** What the task requires **
Reproduce each record below exactly as written.

** Data for this exercise **

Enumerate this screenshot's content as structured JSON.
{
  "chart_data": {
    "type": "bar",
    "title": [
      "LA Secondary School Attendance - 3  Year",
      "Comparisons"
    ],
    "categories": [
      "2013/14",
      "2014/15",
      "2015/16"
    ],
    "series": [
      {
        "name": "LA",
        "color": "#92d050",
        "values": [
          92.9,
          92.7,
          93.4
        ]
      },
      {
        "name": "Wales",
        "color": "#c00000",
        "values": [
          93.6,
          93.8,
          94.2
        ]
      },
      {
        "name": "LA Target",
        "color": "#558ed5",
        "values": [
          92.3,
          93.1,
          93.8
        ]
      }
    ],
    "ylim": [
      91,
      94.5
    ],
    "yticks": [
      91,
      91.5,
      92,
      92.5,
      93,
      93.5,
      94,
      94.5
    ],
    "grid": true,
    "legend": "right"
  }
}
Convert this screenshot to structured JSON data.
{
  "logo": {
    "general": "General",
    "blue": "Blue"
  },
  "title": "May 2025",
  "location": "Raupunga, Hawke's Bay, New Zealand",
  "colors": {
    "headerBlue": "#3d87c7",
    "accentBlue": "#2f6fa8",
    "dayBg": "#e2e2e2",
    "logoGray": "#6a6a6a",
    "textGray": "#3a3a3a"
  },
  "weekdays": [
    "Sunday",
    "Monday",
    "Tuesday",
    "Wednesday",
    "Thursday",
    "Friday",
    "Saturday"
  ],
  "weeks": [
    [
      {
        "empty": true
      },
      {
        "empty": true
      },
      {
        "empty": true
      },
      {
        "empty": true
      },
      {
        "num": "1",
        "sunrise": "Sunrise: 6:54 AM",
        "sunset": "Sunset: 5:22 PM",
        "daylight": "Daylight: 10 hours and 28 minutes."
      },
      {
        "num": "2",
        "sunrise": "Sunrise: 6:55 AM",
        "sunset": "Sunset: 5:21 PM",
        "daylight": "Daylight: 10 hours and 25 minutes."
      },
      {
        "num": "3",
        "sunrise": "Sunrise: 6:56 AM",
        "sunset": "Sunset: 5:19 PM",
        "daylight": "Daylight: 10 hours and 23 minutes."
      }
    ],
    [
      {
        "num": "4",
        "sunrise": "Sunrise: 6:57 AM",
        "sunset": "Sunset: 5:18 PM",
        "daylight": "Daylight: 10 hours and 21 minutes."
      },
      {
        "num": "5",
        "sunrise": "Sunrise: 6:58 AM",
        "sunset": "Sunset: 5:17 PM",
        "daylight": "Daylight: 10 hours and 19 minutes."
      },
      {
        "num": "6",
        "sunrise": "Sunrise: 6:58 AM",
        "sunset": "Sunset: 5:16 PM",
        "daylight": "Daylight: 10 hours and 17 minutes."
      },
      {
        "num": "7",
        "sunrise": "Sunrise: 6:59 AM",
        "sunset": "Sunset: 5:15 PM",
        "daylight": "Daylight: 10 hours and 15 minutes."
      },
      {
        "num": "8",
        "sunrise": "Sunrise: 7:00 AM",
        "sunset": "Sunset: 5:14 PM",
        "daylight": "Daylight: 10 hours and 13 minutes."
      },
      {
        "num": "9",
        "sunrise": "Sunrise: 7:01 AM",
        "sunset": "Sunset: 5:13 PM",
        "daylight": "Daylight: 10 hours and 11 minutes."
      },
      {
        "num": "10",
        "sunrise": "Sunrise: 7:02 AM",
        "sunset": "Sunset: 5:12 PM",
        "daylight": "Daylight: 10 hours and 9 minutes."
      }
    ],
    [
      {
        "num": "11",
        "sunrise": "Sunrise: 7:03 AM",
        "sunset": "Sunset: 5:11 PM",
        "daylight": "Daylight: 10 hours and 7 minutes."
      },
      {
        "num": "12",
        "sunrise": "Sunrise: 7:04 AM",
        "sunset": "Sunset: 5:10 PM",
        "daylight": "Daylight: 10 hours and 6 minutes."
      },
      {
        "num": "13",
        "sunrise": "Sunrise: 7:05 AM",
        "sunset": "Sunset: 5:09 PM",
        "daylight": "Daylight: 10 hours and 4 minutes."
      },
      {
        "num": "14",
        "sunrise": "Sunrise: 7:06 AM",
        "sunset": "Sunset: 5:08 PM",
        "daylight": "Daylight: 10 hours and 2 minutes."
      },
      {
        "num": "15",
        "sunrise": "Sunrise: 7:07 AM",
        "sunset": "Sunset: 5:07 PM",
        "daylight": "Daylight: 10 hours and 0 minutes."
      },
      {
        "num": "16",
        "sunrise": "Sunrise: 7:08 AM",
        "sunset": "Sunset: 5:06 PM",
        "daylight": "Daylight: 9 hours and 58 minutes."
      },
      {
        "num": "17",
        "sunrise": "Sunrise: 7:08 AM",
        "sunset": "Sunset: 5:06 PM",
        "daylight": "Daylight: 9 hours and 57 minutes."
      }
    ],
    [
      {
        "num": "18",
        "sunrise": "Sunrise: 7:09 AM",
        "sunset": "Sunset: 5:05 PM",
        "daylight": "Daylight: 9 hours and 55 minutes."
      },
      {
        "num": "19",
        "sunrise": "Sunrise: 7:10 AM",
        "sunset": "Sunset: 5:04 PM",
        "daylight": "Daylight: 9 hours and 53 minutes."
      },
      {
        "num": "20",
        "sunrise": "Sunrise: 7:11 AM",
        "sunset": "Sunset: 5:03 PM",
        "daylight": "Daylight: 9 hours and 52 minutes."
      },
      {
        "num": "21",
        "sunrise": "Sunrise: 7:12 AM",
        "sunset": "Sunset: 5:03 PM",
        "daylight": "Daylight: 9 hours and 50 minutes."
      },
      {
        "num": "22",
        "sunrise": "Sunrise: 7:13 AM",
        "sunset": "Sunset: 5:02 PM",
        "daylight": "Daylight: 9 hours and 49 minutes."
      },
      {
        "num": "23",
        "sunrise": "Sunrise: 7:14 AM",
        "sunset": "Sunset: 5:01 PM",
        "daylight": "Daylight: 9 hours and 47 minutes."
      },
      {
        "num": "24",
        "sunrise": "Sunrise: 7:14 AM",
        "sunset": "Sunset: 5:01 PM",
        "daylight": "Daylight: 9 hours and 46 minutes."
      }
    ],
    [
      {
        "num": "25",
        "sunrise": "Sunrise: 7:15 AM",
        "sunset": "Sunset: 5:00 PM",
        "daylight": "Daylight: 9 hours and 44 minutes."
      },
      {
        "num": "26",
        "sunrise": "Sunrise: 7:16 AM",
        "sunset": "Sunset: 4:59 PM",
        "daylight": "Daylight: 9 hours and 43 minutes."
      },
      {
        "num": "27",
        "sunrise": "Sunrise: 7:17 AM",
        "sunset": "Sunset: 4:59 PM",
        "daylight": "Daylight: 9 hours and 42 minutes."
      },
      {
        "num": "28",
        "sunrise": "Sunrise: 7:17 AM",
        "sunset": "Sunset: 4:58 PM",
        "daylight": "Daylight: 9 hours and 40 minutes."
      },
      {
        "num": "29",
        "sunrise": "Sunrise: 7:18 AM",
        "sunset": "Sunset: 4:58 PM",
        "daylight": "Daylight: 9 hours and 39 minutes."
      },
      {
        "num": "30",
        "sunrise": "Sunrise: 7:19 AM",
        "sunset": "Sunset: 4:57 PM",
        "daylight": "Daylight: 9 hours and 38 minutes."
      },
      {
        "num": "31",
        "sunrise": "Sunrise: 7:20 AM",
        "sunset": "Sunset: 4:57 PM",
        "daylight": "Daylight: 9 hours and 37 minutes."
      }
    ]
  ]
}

** Exercise response **
Enumerate this screenshot's content as structured JSON.
{
  "chart_data": {
    "type": "bar",
    "title": [
      "LA Secondary School Attendance - 3  Year",
      "Comparisons"
    ],
    "categories": [
      "2013/14",
      "2014/15",
      "2015/16"
    ],
    "series": [
      {
        "name": "LA",
        "color": "#92d050",
        "values": [
          92.9,
          92.7,
          93.4
        ]
      },
      {
        "name": "Wales",
        "color": "#c00000",
        "values": [
          93.6,
          93.8,
          94.2
        ]
      },
      {
        "name": "LA Target",
        "color": "#558ed5",
        "values": [
          92.3,
          93.1,
          93.8
        ]
      }
    ],
    "ylim": [
      91,
      94.5
    ],
    "yticks": [
      91,
      91.5,
      92,
      92.5,
      93,
      93.5,
      94,
      94.5
    ],
    "grid": true,
    "legend": "right"
  }
}
Convert this screenshot to structured JSON data.
{
  "logo": {
    "general": "General",
    "blue": "Blue"
  },
  "title": "May 2025",
  "location": "Raupunga, Hawke's Bay, New Zealand",
  "colors": {
    "headerBlue": "#3d87c7",
    "accentBlue": "#2f6fa8",
    "dayBg": "#e2e2e2",
    "logoGray": "#6a6a6a",
    "textGray": "#3a3a3a"
  },
  "weekdays": [
    "Sunday",
    "Monday",
    "Tuesday",
    "Wednesday",
    "Thursday",
    "Friday",
    "Saturday"
  ],
  "weeks": [
    [
      {
        "empty": true
      },
      {
        "empty": true
      },
      {
        "empty": true
      },
      {
        "empty": true
      },
      {
        "num": "1",
        "sunrise": "Sunrise: 6:54 AM",
        "sunset": "Sunset: 5:22 PM",
        "daylight": "Daylight: 10 hours and 28 minutes."
      },
      {
        "num": "2",
        "sunrise": "Sunrise: 6:55 AM",
        "sunset": "Sunset: 5:21 PM",
        "daylight": "Daylight: 10 hours and 25 minutes."
      },
      {
        "num": "3",
        "sunrise": "Sunrise: 6:56 AM",
        "sunset": "Sunset: 5:19 PM",
        "daylight": "Daylight: 10 hours and 23 minutes."
      }
    ],
    [
      {
        "num": "4",
        "sunrise": "Sunrise: 6:57 AM",
        "sunset": "Sunset: 5:18 PM",
        "daylight": "Daylight: 10 hours and 21 minutes."
      },
      {
        "num": "5",
        "sunrise": "Sunrise: 6:58 AM",
        "sunset": "Sunset: 5:17 PM",
        "daylight": "Daylight: 10 hours and 19 minutes."
      },
      {
        "num": "6",
        "sunrise": "Sunrise: 6:58 AM",
        "sunset": "Sunset: 5:16 PM",
        "daylight": "Daylight: 10 hours and 17 minutes."
      },
      {
        "num": "7",
        "sunrise": "Sunrise: 6:59 AM",
        "sunset": "Sunset: 5:15 PM",
        "daylight": "Daylight: 10 hours and 15 minutes."
      },
      {
        "num": "8",
        "sunrise": "Sunrise: 7:00 AM",
        "sunset": "Sunset: 5:14 PM",
        "daylight": "Daylight: 10 hours and 13 minutes."
      },
      {
        "num": "9",
        "sunrise": "Sunrise: 7:01 AM",
        "sunset": "Sunset: 5:13 PM",
        "daylight": "Daylight: 10 hours and 11 minutes."
      },
      {
        "num": "10",
        "sunrise": "Sunrise: 7:02 AM",
        "sunset": "Sunset: 5:12 PM",
        "daylight": "Daylight: 10 hours and 9 minutes."
      }
    ],
    [
      {
        "num": "11",
        "sunrise": "Sunrise: 7:03 AM",
        "sunset": "Sunset: 5:11 PM",
        "daylight": "Daylight: 10 hours and 7 minutes."
      },
      {
        "num": "12",
        "sunrise": "Sunrise: 7:04 AM",
        "sunset": "Sunset: 5:10 PM",
        "daylight": "Daylight: 10 hours and 6 minutes."
      },
      {
        "num": "13",
        "sunrise": "Sunrise: 7:05 AM",
        "sunset": "Sunset: 5:09 PM",
        "daylight": "Daylight: 10 hours and 4 minutes."
      },
      {
        "num": "14",
        "sunrise": "Sunrise: 7:06 AM",
        "sunset": "Sunset: 5:08 PM",
        "daylight": "Daylight: 10 hours and 2 minutes."
      },
      {
        "num": "15",
        "sunrise": "Sunrise: 7:07 AM",
        "sunset": "Sunset: 5:07 PM",
        "daylight": "Daylight: 10 hours and 0 minutes."
      },
      {
        "num": "16",
        "sunrise": "Sunrise: 7:08 AM",
        "sunset": "Sunset: 5:06 PM",
        "daylight": "Daylight: 9 hours and 58 minutes."
      },
      {
        "num": "17",
        "sunrise": "Sunrise: 7:08 AM",
        "sunset": "Sunset: 5:06 PM",
        "daylight": "Daylight: 9 hours and 57 minutes."
      }
    ],
    [
      {
        "num": "18",
        "sunrise": "Sunrise: 7:09 AM",
        "sunset": "Sunset: 5:05 PM",
        "daylight": "Daylight: 9 hours and 55 minutes."
      },
      {
        "num": "19",
        "sunrise": "Sunrise: 7:10 AM",
        "sunset": "Sunset: 5:04 PM",
        "daylight": "Daylight: 9 hours and 53 minutes."
      },
      {
        "num": "20",
        "sunrise": "Sunrise: 7:11 AM",
        "sunset": "Sunset: 5:03 PM",
        "daylight": "Daylight: 9 hours and 52 minutes."
      },
      {
        "num": "21",
        "sunrise": "Sunrise: 7:12 AM",
        "sunset": "Sunset: 5:03 PM",
        "daylight": "Daylight: 9 hours and 50 minutes."
      },
      {
        "num": "22",
        "sunrise": "Sunrise: 7:13 AM",
        "sunset": "Sunset: 5:02 PM",
        "daylight": "Daylight: 9 hours and 49 minutes."
      },
      {
        "num": "23",
        "sunrise": "Sunrise: 7:14 AM",
        "sunset": "Sunset: 5:01 PM",
        "daylight": "Daylight: 9 hours and 47 minutes."
      },
      {
        "num": "24",
        "sunrise": "Sunrise: 7:14 AM",
        "sunset": "Sunset: 5:01 PM",
        "daylight": "Daylight: 9 hours and 46 minutes."
      }
    ],
    [
      {
        "num": "25",
        "sunrise": "Sunrise: 7:15 AM",
        "sunset": "Sunset: 5:00 PM",
        "daylight": "Daylight: 9 hours and 44 minutes."
      },
      {
        "num": "26",
        "sunrise": "Sunrise: 7:16 AM",
        "sunset": "Sunset: 4:59 PM",
        "daylight": "Daylight: 9 hours and 43 minutes."
      },
      {
        "num": "27",
        "sunrise": "Sunrise: 7:17 AM",
        "sunset": "Sunset: 4:59 PM",
        "daylight": "Daylight: 9 hours and 42 minutes."
      },
      {
        "num": "28",
        "sunrise": "Sunrise: 7:17 AM",
        "sunset": "Sunset: 4:58 PM",
        "daylight": "Daylight: 9 hours and 40 minutes."
      },
      {
        "num": "29",
        "sunrise": "Sunrise: 7:18 AM",
        "sunset": "Sunset: 4:58 PM",
        "daylight": "Daylight: 9 hours and 39 minutes."
      },
      {
        "num": "30",
        "sunrise": "Sunrise: 7:19 AM",
        "sunset": "Sunset: 4:57 PM",
        "daylight": "Daylight: 9 hours and 38 minutes."
      },
      {
        "num": "31",
        "sunrise": "Sunrise: 7:20 AM",
        "sunset": "Sunset: 4:57 PM",
        "daylight": "Daylight: 9 hours and 37 minutes."
      }
    ]
  ]
}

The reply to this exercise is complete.